| Data lines |
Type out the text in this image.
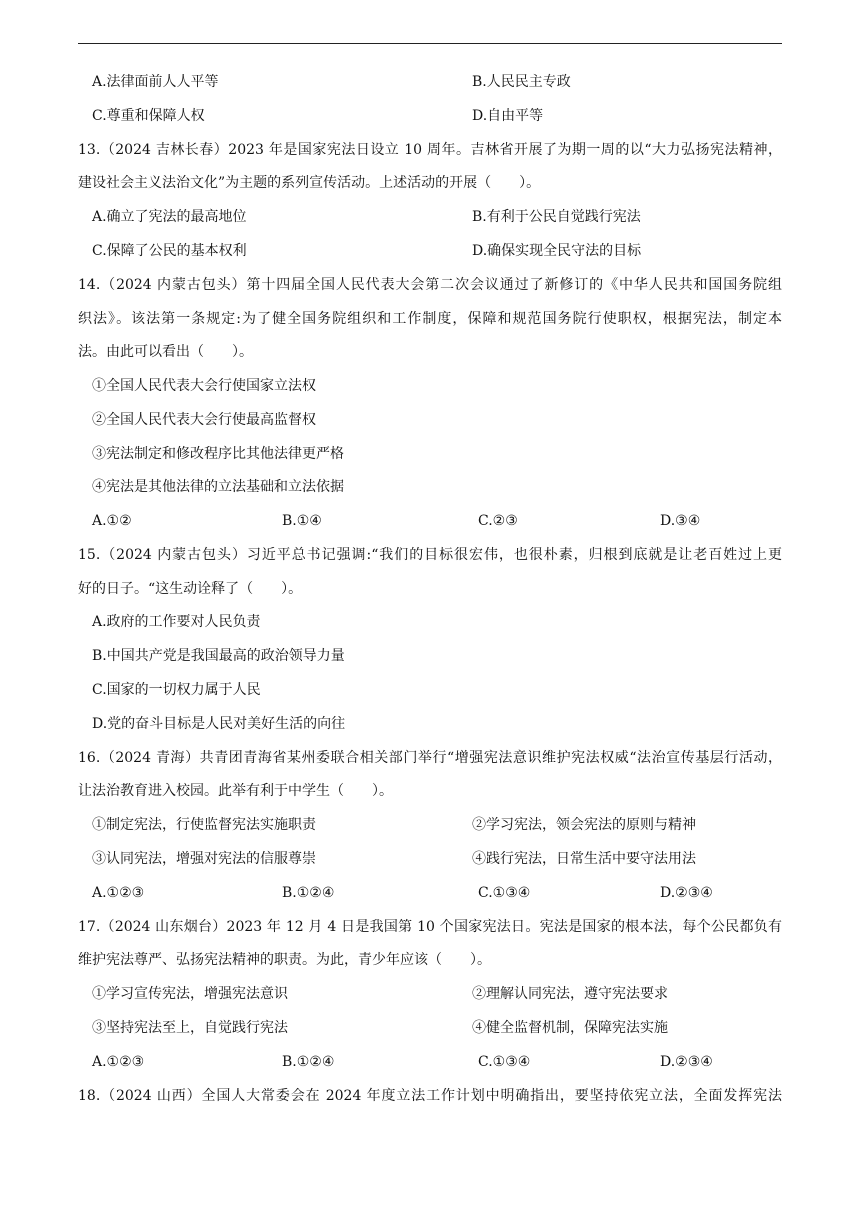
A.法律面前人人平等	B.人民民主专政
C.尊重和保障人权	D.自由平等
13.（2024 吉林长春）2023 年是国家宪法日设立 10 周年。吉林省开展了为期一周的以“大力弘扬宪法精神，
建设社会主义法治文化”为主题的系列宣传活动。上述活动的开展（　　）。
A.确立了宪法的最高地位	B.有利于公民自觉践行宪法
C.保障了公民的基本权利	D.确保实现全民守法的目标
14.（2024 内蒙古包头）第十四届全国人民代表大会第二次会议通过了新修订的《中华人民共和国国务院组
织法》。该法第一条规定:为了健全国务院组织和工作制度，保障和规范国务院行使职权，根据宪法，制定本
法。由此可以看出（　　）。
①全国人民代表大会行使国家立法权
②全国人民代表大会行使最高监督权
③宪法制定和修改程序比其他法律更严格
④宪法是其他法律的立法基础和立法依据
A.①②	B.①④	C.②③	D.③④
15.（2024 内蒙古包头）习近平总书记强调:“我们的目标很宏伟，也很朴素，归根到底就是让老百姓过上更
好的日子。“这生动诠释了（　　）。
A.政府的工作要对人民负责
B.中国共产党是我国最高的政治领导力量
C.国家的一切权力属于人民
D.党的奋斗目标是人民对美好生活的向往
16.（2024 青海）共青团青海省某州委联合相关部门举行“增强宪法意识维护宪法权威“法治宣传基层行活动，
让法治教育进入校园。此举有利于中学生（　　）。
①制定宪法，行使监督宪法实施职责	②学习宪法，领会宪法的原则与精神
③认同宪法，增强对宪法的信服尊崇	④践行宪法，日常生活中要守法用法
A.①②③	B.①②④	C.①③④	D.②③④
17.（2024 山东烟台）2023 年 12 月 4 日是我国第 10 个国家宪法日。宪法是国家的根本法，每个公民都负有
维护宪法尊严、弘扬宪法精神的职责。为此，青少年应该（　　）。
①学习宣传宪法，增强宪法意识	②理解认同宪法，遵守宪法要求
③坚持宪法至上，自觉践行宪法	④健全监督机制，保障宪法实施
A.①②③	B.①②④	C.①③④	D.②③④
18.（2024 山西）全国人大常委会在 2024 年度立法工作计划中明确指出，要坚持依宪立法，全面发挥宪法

==

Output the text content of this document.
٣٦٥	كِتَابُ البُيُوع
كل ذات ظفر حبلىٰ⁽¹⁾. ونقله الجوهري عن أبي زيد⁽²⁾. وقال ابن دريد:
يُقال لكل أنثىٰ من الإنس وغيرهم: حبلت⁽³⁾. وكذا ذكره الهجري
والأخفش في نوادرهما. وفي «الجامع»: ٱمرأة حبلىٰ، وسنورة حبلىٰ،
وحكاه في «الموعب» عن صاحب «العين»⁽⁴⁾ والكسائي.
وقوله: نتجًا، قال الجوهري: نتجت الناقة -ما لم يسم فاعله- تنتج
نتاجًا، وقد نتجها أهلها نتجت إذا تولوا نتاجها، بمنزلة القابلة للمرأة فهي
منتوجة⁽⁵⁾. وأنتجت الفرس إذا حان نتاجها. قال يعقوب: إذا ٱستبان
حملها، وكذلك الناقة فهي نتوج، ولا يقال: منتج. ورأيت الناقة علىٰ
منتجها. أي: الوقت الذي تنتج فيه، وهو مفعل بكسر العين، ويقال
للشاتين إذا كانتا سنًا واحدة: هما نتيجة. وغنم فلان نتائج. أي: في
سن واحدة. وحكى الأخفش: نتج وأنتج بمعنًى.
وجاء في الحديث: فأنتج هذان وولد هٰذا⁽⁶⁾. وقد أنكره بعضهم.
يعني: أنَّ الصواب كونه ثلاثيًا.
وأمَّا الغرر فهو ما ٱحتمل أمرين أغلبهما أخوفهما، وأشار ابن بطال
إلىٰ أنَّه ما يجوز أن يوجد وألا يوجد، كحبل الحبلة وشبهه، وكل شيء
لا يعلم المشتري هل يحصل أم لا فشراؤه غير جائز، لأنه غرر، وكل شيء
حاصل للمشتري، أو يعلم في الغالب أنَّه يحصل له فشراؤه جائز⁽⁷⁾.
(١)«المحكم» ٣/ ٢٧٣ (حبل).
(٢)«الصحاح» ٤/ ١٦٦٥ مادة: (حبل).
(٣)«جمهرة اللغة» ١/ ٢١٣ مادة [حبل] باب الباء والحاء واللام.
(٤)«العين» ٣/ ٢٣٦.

...

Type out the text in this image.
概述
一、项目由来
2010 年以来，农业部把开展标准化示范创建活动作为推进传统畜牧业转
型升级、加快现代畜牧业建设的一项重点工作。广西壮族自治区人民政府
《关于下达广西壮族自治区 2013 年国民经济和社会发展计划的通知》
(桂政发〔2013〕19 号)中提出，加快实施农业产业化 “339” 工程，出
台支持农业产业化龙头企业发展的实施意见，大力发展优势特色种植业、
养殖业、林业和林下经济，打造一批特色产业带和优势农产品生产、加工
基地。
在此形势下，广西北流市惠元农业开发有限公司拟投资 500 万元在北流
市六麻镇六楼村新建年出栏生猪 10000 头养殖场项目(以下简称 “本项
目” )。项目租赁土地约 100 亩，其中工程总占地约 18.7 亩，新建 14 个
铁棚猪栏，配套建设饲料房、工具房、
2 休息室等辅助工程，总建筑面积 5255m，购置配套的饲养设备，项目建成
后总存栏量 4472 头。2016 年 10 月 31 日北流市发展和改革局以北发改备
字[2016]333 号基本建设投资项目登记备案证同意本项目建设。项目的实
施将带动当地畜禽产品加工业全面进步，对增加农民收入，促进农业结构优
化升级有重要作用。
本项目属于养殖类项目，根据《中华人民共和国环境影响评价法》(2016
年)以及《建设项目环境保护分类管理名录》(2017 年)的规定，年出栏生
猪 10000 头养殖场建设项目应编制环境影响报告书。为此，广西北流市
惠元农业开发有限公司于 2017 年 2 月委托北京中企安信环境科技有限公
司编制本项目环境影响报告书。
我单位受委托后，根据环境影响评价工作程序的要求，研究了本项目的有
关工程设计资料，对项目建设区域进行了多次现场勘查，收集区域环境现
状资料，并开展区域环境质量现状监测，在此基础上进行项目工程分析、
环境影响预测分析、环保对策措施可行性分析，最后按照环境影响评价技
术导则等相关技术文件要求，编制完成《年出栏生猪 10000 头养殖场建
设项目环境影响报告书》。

| Challenge |
Which lines hold the word "يعلم"? Show each one.

| Output below |
لا يعلم المشتري هل يحصل أم لا فشراؤه غير جائز، لأنه غرر، وكل شيء
حاصل للمشتري، أو يعلم في الغالب أنَّه يحصل له فشراؤه جائز⁽⁷⁾.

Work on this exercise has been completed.